→ EXERCISE:
Copy each line of the data below exactly, leaving out pictures.

START INPUT MATERIAL

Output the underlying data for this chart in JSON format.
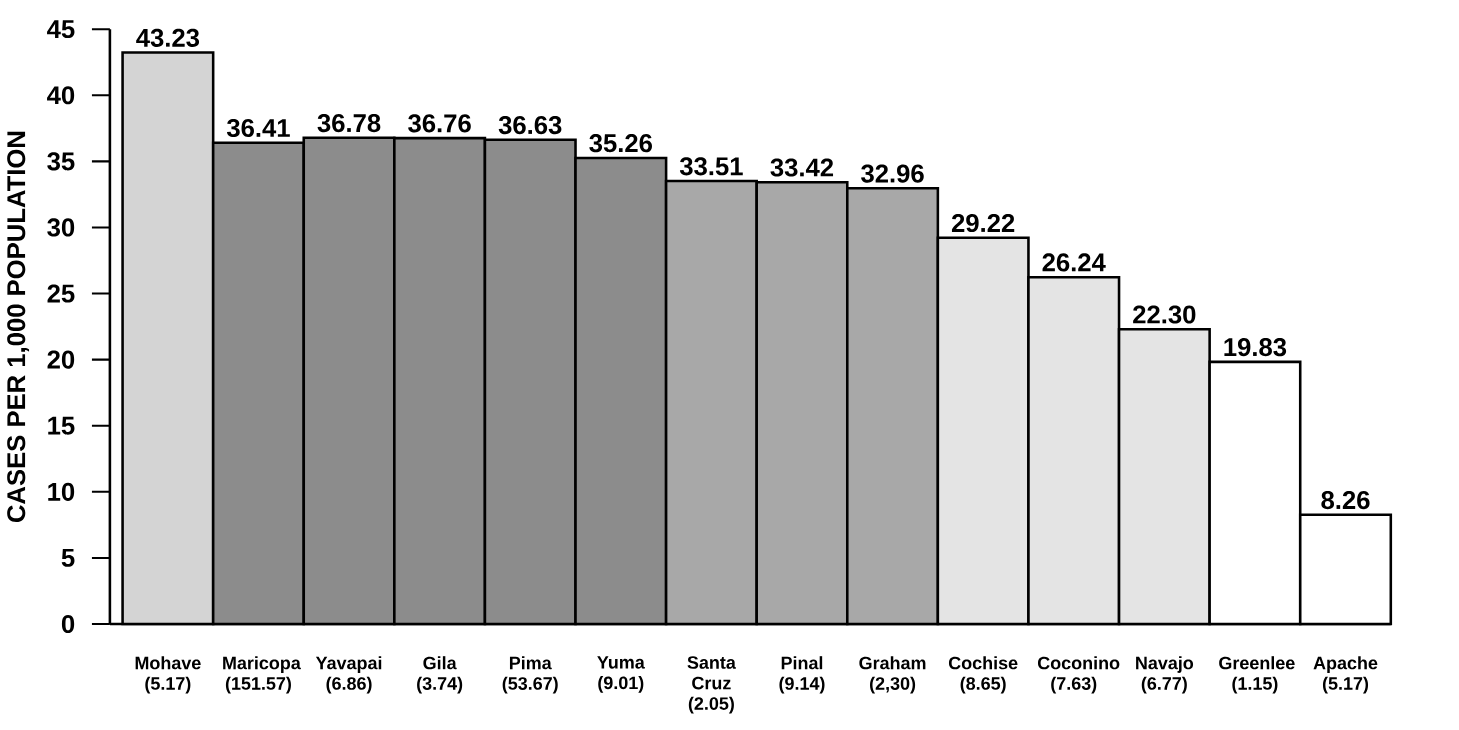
{
  "chart_data": {
    "type": "bar",
    "ylabel": "CASES PER 1,000 POPULATION",
    "categories": [
      "Mohave (5.17)",
      "Maricopa (151.57)",
      "Yavapai (6.86)",
      "Gila (3.74)",
      "Pima (53.67)",
      "Yuma (9.01)",
      "Santa Cruz (2.05)",
      "Pinal (9.14)",
      "Graham (2,30)",
      "Cochise (8.65)",
      "Coconino (7.63)",
      "Navajo (6.77)",
      "Greenlee (1.15)",
      "Apache (5.17)"
    ],
    "values": [
      43.23,
      36.41,
      36.78,
      36.76,
      36.63,
      35.26,
      33.51,
      33.42,
      32.96,
      29.22,
      26.24,
      22.3,
      19.83,
      8.26
    ],
    "value_labels": [
      "43.23",
      "36.41",
      "36.78",
      "36.76",
      "36.63",
      "35.26",
      "33.51",
      "33.42",
      "32.96",
      "29.22",
      "26.24",
      "22.30",
      "19.83",
      "8.26"
    ],
    "colors": [
      "#d4d4d4",
      "#8c8c8c",
      "#8c8c8c",
      "#8c8c8c",
      "#8c8c8c",
      "#8c8c8c",
      "#a8a8a8",
      "#a8a8a8",
      "#a8a8a8",
      "#e4e4e4",
      "#e4e4e4",
      "#e4e4e4",
      "#ffffff",
      "#ffffff"
    ],
    "ylim": [
      0,
      45
    ],
    "yticks": [
      0,
      5,
      10,
      15,
      20,
      25,
      30,
      35,
      40,
      45
    ],
    "grid": false
  }
}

END INPUT MATERIAL

→ ANSWER TO THE EXERCISE:
Output the underlying data for this chart in JSON format.
{
  "chart_data": {
    "type": "bar",
    "ylabel": "CASES PER 1,000 POPULATION",
    "categories": [
      "Mohave (5.17)",
      "Maricopa (151.57)",
      "Yavapai (6.86)",
      "Gila (3.74)",
      "Pima (53.67)",
      "Yuma (9.01)",
      "Santa Cruz (2.05)",
      "Pinal (9.14)",
      "Graham (2,30)",
      "Cochise (8.65)",
      "Coconino (7.63)",
      "Navajo (6.77)",
      "Greenlee (1.15)",
      "Apache (5.17)"
    ],
    "values": [
      43.23,
      36.41,
      36.78,
      36.76,
      36.63,
      35.26,
      33.51,
      33.42,
      32.96,
      29.22,
      26.24,
      22.3,
      19.83,
      8.26
    ],
    "value_labels": [
      "43.23",
      "36.41",
      "36.78",
      "36.76",
      "36.63",
      "35.26",
      "33.51",
      "33.42",
      "32.96",
      "29.22",
      "26.24",
      "22.30",
      "19.83",
      "8.26"
    ],
    "colors": [
      "#d4d4d4",
      "#8c8c8c",
      "#8c8c8c",
      "#8c8c8c",
      "#8c8c8c",
      "#8c8c8c",
      "#a8a8a8",
      "#a8a8a8",
      "#a8a8a8",
      "#e4e4e4",
      "#e4e4e4",
      "#e4e4e4",
      "#ffffff",
      "#ffffff"
    ],
    "ylim": [
      0,
      45
    ],
    "yticks": [
      0,
      5,
      10,
      15,
      20,
      25,
      30,
      35,
      40,
      45
    ],
    "grid": false
  }
}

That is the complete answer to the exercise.